» **SUPPLIED RECORDS**
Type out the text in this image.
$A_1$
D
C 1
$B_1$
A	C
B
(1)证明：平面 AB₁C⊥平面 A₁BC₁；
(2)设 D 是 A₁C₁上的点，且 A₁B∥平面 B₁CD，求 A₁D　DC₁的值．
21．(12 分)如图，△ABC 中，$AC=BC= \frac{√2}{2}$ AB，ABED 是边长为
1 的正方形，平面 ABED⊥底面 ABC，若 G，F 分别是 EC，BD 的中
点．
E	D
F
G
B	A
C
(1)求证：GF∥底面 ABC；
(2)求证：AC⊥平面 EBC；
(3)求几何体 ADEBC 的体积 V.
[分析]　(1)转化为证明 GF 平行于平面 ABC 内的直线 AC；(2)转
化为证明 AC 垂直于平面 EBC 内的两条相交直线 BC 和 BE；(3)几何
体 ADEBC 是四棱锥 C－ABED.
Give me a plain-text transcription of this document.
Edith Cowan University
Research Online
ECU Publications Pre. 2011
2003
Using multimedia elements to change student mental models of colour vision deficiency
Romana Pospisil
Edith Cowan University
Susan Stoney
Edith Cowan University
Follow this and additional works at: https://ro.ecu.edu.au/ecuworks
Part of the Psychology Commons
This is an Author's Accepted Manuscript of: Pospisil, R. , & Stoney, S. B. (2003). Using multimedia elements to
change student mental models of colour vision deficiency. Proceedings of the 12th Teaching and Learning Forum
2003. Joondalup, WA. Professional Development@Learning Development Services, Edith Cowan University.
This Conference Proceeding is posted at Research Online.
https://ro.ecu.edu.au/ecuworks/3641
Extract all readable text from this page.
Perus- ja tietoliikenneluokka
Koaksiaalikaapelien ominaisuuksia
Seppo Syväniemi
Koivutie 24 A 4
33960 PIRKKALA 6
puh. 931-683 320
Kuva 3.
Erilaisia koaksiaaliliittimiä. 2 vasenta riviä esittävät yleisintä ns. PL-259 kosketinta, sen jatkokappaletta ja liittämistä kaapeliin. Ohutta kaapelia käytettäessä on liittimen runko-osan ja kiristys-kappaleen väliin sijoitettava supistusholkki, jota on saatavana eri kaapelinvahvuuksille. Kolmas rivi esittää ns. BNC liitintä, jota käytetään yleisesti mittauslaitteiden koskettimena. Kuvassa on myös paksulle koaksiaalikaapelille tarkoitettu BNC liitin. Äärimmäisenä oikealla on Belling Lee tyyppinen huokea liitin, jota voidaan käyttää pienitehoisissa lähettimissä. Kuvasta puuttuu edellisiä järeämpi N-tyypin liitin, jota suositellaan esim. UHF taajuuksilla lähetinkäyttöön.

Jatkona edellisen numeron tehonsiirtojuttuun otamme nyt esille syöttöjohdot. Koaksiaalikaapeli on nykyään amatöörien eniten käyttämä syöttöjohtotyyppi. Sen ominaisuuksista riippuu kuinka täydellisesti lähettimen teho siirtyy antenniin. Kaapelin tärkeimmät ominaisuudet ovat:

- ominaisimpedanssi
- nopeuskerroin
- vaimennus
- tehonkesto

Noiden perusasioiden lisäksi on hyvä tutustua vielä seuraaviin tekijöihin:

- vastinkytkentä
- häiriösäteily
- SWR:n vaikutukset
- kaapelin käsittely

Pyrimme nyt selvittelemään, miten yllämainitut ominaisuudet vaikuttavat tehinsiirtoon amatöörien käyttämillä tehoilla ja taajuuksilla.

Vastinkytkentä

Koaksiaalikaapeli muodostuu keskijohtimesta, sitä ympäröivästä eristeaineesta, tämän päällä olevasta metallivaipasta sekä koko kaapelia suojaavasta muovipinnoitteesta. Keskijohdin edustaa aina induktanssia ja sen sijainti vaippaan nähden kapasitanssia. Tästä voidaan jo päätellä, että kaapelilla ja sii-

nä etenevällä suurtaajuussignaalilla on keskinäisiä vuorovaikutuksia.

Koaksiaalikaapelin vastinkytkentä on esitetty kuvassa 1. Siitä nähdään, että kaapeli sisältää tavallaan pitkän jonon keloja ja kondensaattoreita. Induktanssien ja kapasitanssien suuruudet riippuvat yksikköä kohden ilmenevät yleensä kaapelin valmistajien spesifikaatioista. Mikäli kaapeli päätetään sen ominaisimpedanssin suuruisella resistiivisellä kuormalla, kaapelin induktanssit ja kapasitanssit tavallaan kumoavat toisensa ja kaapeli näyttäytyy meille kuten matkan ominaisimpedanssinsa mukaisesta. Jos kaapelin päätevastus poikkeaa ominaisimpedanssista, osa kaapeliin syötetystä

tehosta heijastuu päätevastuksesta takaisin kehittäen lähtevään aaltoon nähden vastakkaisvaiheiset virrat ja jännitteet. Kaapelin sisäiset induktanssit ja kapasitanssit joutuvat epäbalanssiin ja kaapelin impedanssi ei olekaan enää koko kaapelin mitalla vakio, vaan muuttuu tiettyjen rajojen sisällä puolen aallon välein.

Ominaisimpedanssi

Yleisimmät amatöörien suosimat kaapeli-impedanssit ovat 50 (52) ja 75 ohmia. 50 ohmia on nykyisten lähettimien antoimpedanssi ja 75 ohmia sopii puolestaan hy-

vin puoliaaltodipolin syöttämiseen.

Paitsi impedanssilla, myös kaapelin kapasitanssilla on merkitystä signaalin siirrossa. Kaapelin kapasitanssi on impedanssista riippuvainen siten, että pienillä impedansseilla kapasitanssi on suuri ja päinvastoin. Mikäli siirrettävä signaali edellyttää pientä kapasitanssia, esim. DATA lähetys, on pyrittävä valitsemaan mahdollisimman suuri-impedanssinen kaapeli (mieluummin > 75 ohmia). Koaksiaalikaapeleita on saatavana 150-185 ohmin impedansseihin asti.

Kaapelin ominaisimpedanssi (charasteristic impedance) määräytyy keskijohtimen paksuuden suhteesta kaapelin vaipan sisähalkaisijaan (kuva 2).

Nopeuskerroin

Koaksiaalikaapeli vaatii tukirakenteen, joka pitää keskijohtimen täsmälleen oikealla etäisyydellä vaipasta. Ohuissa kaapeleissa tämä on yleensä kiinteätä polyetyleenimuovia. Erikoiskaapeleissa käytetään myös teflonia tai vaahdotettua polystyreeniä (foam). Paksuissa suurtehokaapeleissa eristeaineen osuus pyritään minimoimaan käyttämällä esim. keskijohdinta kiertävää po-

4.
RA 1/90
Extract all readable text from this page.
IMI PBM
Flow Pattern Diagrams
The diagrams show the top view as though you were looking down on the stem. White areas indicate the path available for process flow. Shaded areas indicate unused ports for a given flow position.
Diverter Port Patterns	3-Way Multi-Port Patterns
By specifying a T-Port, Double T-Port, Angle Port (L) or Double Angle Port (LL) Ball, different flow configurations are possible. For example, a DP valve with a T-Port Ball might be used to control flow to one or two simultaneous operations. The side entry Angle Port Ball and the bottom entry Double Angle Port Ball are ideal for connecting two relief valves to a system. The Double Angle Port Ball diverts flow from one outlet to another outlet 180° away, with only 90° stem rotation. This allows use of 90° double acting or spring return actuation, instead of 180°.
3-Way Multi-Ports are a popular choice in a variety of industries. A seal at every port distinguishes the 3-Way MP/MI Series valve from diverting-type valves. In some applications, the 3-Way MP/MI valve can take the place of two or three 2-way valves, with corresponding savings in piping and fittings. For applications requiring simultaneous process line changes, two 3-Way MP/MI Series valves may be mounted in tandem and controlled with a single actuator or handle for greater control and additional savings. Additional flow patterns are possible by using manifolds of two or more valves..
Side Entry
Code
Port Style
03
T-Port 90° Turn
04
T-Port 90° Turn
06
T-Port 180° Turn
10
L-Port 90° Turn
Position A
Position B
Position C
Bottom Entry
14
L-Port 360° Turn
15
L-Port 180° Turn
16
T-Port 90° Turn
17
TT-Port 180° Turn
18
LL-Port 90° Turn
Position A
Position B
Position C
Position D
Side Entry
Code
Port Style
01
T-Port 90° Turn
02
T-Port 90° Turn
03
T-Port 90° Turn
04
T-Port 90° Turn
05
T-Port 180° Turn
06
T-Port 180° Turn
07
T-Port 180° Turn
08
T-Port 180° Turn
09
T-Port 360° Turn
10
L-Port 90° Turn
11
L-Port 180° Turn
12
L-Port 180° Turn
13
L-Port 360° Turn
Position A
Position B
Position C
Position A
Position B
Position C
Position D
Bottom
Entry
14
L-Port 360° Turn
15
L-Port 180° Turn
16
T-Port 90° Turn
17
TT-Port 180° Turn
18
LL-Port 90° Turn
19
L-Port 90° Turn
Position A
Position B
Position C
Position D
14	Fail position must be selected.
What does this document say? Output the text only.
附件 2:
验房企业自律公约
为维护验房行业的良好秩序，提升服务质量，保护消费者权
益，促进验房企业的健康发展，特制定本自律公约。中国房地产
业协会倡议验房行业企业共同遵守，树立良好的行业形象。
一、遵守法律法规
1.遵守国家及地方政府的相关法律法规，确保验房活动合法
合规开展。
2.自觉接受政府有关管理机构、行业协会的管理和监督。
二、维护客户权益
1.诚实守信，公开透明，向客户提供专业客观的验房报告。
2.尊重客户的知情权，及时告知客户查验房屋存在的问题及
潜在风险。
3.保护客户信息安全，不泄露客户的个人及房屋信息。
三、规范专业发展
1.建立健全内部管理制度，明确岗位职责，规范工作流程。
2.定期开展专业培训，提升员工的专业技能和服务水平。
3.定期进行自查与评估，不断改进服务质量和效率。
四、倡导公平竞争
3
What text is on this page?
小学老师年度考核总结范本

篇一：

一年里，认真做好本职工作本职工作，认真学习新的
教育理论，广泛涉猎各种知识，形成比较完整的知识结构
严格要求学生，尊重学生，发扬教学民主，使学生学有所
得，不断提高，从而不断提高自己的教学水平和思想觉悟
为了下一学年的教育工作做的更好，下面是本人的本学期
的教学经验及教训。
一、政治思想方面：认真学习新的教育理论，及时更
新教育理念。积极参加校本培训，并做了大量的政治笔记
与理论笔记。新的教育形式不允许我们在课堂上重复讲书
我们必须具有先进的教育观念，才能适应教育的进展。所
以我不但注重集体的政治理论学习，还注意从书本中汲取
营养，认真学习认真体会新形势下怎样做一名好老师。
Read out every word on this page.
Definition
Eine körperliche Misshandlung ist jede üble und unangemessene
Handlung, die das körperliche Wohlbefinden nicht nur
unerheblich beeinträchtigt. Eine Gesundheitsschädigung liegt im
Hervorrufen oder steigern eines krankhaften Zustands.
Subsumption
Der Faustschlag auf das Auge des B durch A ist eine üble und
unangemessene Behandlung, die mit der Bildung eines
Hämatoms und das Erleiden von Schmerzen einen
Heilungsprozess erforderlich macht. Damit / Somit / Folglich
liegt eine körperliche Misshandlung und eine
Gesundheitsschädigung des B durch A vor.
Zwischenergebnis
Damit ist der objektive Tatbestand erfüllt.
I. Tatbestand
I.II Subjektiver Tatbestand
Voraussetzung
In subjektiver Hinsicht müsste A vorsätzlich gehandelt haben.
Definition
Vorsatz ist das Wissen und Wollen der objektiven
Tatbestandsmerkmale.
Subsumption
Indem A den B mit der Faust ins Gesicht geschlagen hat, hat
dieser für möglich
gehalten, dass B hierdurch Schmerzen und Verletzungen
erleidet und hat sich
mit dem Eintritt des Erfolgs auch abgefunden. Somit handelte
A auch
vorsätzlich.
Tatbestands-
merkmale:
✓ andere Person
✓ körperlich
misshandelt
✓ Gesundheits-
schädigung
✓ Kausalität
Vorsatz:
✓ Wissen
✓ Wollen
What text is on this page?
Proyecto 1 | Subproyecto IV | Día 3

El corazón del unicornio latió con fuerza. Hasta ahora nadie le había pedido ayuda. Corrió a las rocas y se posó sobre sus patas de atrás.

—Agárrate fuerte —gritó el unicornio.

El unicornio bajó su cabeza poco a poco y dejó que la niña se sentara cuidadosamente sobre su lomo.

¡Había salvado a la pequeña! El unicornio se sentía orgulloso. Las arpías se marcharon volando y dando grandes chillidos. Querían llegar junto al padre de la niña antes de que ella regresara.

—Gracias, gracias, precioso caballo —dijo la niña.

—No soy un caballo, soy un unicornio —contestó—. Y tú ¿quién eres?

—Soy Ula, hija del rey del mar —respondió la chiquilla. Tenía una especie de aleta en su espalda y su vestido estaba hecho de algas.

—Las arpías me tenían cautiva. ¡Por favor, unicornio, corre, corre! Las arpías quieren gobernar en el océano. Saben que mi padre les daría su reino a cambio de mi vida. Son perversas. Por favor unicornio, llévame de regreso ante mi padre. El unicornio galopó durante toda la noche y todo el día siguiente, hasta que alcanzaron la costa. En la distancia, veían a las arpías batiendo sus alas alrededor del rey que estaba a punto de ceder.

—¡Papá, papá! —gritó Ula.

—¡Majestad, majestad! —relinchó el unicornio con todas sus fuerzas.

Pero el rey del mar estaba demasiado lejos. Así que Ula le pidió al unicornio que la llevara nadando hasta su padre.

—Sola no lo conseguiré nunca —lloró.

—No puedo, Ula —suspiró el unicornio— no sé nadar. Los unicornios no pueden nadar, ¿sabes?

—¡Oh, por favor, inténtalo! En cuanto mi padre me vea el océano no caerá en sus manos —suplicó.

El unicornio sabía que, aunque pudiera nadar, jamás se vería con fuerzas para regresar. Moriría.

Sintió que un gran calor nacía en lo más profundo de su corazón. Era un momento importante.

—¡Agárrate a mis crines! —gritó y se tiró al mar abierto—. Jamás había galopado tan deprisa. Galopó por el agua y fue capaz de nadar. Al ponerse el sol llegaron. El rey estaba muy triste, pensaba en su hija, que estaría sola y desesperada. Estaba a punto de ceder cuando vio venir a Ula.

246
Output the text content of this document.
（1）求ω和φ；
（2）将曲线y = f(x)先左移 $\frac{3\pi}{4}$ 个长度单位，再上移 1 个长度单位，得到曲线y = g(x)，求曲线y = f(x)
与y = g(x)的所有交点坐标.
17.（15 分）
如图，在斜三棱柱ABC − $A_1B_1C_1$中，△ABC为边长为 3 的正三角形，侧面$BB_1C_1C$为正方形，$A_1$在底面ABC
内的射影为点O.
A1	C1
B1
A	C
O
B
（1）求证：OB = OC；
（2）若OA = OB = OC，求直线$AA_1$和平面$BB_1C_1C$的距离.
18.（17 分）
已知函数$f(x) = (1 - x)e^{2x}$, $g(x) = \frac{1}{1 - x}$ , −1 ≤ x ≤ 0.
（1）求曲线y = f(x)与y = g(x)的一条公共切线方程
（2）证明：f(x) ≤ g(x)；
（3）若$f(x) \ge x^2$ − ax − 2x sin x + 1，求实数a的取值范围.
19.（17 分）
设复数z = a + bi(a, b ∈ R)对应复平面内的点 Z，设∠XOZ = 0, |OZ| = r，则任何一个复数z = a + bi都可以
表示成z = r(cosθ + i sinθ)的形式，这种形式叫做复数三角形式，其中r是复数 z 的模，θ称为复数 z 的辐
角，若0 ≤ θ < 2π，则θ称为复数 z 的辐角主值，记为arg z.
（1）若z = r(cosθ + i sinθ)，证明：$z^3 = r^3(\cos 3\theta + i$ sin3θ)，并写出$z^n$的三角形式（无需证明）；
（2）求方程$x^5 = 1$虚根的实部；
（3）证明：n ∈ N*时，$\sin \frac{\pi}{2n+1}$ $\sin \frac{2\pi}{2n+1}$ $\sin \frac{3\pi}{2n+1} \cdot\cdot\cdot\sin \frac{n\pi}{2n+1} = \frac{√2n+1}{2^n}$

» **WRITTEN REQUEST**
Lines of the material that contain the word "Misshandlung" are to be gathered.

» **RESULT**
Eine körperliche Misshandlung ist jede üble und unangemessene
liegt eine körperliche Misshandlung und eine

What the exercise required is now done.